Records contained in a dataset:
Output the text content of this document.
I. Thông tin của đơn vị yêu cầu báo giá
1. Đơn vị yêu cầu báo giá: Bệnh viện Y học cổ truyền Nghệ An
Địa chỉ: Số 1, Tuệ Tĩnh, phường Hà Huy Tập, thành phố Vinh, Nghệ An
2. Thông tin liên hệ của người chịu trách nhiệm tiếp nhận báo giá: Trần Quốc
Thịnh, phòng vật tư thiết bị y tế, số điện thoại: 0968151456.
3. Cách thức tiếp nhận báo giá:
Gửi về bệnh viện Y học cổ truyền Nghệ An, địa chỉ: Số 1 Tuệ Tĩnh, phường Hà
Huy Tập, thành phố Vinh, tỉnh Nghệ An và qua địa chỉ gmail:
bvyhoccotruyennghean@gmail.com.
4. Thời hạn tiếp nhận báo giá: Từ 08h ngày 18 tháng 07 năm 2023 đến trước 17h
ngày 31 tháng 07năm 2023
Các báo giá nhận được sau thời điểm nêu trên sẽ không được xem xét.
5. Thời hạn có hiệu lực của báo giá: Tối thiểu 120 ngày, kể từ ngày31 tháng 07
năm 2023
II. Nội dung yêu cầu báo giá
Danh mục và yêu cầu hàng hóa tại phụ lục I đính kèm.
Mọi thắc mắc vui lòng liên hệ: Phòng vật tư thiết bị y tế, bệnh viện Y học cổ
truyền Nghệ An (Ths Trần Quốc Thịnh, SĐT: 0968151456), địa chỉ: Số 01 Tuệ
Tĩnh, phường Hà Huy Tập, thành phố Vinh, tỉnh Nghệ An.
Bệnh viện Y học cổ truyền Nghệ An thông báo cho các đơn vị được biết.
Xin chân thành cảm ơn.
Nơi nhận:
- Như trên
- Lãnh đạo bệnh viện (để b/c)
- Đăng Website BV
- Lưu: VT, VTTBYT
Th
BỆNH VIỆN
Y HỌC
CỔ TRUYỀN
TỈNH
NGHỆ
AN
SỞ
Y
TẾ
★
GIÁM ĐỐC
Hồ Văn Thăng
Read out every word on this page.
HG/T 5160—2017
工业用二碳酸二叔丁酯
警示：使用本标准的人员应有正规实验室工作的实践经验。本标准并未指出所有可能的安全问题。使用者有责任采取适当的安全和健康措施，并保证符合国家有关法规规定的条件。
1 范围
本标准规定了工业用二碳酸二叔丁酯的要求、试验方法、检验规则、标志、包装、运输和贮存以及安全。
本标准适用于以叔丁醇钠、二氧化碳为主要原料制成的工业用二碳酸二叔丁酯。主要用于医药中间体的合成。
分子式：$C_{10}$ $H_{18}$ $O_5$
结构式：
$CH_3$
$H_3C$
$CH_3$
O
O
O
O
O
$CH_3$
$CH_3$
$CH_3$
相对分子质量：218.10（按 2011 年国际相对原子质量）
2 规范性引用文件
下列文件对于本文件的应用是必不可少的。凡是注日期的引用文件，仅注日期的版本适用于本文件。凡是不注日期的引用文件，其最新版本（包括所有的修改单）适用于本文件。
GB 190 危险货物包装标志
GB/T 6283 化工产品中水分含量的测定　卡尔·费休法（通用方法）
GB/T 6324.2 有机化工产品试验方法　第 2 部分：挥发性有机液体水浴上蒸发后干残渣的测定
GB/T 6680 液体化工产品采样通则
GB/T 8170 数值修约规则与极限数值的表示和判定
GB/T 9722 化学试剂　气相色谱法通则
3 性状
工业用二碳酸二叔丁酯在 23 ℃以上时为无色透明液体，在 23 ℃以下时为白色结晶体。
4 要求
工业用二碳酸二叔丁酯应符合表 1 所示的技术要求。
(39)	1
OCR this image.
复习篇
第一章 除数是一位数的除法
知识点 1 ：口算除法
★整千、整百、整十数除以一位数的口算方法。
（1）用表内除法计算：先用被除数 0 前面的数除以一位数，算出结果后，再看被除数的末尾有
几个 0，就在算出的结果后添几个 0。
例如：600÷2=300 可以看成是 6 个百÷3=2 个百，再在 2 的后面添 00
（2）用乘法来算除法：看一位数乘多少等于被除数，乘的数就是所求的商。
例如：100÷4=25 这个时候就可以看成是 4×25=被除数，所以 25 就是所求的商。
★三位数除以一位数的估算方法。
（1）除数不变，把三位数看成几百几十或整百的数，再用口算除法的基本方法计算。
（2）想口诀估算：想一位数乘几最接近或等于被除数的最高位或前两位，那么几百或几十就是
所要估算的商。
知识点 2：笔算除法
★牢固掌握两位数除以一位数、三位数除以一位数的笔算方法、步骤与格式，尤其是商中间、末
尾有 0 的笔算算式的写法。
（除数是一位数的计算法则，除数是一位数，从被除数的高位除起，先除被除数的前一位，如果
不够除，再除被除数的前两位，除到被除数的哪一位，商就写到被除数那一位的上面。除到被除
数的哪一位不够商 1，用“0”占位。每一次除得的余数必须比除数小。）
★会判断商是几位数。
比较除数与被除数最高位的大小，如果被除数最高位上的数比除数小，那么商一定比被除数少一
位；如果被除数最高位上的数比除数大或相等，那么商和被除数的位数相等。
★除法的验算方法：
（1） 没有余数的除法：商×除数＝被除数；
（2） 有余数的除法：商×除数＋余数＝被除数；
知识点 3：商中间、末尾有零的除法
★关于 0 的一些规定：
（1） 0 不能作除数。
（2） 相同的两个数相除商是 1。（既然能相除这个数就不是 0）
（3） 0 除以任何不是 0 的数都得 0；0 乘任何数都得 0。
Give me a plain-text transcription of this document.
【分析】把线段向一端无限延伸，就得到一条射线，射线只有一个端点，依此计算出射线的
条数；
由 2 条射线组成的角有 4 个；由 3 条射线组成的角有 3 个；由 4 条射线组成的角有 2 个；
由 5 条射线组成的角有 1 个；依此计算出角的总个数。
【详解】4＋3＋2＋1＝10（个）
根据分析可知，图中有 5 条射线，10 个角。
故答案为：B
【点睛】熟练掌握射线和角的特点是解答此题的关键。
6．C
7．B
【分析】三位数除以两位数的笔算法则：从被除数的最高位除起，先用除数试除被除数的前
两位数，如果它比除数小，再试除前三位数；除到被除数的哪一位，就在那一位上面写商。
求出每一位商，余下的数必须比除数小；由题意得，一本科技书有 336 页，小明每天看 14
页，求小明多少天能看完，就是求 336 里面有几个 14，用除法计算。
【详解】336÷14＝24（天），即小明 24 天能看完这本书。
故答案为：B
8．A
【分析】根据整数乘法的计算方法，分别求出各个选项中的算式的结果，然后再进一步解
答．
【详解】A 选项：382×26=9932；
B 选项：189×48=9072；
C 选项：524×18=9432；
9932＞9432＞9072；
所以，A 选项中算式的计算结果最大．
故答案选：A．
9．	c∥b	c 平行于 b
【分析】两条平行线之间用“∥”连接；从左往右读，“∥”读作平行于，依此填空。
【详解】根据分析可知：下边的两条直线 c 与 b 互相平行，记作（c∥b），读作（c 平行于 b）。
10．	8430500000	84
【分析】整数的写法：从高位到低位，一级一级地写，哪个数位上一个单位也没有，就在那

Exercise requirements.
Copy each line of the records containing the string "tiếp".

Written response.
2. Thông tin liên hệ của người chịu trách nhiệm tiếp nhận báo giá: Trần Quốc
3. Cách thức tiếp nhận báo giá:
4. Thời hạn tiếp nhận báo giá: Từ 08h ngày 18 tháng 07 năm 2023 đến trước 17h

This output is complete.